▸ What is needed:
List every line below containing "median".

>> BEGIN

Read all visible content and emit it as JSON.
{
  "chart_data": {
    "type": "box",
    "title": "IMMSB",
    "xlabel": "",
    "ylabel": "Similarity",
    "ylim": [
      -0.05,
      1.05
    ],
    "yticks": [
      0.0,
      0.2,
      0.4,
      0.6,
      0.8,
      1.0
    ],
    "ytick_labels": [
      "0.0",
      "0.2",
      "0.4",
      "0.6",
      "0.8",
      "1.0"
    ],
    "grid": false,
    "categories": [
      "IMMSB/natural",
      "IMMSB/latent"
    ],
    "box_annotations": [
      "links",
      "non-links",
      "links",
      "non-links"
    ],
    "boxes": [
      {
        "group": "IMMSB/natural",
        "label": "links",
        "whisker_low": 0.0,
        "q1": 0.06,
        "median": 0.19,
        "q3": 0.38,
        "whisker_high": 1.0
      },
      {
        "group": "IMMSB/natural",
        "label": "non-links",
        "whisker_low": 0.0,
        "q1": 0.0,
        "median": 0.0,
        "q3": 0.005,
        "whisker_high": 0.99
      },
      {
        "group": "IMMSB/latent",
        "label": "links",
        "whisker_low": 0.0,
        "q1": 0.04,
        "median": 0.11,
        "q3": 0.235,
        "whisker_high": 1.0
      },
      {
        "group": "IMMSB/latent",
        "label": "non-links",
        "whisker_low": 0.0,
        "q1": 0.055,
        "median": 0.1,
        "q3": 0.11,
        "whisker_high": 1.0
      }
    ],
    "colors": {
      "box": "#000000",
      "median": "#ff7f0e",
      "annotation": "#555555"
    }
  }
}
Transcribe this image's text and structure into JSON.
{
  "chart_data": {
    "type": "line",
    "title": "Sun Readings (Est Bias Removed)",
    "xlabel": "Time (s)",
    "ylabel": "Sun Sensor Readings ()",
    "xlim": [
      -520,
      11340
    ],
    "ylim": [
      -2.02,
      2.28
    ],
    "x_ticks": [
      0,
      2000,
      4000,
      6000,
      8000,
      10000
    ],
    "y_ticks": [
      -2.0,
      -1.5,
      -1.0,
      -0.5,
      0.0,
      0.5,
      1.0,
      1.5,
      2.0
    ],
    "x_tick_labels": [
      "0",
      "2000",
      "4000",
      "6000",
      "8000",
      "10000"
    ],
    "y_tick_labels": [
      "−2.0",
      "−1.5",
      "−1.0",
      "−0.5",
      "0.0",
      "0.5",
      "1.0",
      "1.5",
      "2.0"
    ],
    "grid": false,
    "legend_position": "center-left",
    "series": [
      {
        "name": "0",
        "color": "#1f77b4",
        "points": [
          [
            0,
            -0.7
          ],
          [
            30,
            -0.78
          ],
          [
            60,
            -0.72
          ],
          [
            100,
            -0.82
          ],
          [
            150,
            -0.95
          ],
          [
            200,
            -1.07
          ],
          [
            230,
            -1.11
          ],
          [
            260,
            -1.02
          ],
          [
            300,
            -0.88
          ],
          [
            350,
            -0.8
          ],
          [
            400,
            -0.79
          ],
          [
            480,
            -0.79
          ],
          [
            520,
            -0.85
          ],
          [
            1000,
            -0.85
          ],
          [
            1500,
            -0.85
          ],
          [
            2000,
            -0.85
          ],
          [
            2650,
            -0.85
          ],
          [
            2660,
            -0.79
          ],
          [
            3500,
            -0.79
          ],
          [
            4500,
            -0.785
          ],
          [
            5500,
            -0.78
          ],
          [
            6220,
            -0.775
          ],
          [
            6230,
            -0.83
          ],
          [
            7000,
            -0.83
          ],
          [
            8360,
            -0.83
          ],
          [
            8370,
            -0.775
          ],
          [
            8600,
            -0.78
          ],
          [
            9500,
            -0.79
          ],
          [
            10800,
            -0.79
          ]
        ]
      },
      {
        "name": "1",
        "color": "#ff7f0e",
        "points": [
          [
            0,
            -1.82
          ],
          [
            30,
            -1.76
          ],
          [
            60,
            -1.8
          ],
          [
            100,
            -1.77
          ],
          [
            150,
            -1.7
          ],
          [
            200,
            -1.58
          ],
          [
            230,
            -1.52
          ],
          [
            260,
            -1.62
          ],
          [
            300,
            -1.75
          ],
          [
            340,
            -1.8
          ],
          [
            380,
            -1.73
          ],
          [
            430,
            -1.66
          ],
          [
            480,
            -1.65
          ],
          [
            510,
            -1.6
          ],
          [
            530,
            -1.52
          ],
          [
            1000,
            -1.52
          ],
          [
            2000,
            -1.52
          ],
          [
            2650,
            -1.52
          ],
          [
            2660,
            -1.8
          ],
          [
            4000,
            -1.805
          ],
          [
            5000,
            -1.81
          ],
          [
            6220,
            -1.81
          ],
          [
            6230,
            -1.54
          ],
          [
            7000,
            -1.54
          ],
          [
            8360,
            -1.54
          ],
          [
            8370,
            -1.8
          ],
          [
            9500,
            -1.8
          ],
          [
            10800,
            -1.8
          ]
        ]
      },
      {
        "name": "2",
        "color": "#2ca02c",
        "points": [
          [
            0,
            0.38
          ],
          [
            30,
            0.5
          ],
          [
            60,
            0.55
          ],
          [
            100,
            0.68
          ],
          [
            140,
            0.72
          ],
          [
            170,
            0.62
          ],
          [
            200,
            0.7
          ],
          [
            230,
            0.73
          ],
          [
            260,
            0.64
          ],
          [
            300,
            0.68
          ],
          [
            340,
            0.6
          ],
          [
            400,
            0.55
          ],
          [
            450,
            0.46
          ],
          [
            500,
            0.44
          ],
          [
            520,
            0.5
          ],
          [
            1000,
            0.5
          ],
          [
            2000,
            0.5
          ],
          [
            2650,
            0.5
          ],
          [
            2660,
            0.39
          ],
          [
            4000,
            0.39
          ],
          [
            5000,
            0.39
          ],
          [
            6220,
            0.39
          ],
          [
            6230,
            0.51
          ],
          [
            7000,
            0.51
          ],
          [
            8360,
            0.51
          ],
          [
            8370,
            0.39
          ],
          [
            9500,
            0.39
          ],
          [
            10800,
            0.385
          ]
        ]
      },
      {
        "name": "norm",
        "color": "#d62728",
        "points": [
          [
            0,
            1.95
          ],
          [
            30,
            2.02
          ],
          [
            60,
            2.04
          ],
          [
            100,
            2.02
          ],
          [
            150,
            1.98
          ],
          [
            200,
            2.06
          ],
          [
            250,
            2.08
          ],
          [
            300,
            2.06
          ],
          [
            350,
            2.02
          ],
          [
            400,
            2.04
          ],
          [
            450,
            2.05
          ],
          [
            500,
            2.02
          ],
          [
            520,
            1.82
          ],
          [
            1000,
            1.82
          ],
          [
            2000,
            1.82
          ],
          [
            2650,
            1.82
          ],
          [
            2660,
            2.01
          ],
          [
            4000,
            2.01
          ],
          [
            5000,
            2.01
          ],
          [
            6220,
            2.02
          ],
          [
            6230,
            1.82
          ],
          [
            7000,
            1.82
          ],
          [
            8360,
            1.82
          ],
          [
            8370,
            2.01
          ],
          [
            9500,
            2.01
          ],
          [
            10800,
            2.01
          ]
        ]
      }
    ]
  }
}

>> END

▸ Final result:
        "median": 0.19,
        "median": 0.0,
        "median": 0.11,
        "median": 0.1,
      "median": "#ff7f0e",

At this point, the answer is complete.